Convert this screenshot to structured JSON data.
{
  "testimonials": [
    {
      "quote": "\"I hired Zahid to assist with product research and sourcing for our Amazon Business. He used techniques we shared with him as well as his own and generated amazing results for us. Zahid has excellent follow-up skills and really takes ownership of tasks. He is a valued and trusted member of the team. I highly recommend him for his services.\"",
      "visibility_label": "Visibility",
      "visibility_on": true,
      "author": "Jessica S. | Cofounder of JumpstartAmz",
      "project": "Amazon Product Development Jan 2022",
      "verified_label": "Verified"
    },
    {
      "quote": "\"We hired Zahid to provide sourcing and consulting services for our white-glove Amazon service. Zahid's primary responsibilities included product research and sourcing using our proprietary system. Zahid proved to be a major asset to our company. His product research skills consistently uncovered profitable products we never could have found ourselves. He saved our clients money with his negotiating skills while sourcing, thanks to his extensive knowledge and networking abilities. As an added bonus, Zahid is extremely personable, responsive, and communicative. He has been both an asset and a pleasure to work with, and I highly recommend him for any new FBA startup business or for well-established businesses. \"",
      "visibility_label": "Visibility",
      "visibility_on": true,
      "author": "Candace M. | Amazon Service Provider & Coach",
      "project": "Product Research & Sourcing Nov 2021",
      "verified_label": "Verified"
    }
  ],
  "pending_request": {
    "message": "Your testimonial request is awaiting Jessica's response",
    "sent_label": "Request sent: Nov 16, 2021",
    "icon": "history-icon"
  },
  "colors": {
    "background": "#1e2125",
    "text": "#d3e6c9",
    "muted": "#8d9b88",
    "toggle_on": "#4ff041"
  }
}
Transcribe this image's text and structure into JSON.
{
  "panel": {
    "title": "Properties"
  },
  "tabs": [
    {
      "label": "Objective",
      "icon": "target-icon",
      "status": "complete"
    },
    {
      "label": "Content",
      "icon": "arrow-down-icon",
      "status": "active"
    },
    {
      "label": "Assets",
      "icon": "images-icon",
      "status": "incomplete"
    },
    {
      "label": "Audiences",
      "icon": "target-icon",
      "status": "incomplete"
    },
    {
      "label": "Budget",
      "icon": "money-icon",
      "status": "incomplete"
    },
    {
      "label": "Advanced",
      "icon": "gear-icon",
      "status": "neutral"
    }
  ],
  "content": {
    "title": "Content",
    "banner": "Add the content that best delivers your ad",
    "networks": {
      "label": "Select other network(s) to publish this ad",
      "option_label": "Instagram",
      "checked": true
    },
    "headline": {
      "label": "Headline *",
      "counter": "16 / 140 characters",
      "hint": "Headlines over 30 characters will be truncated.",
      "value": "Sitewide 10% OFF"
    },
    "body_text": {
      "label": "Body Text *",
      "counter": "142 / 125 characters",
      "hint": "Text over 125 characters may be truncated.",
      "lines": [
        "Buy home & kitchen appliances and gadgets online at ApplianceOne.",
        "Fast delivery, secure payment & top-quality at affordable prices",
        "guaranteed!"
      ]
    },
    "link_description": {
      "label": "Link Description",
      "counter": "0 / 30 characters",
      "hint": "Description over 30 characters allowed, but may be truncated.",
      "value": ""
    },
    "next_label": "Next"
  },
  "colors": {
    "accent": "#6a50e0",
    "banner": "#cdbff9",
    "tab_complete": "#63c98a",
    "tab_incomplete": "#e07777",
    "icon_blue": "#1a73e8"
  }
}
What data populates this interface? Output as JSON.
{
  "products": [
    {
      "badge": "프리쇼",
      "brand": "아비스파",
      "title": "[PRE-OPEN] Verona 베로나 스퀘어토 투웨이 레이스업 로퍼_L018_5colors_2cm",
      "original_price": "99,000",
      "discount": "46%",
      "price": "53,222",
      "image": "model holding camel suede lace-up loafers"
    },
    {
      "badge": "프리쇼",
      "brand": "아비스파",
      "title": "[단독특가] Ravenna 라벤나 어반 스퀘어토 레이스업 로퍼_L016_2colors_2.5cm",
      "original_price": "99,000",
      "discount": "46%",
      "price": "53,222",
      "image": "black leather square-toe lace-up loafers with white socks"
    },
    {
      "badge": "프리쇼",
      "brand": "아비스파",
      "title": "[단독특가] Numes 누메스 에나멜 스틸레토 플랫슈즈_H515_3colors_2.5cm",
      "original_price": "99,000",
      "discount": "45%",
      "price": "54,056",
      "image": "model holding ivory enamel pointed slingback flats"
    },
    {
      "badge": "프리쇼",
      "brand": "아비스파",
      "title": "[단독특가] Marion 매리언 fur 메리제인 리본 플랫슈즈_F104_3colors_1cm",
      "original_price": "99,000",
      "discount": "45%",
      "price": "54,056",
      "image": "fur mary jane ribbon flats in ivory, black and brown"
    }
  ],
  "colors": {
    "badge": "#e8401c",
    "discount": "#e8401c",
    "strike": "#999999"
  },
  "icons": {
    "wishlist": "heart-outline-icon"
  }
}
========
### SHORT TASK
Within the entries above, how many lines contain "money"? Respond with the number only.

### ANSWER FOR THIS EXERCISE
2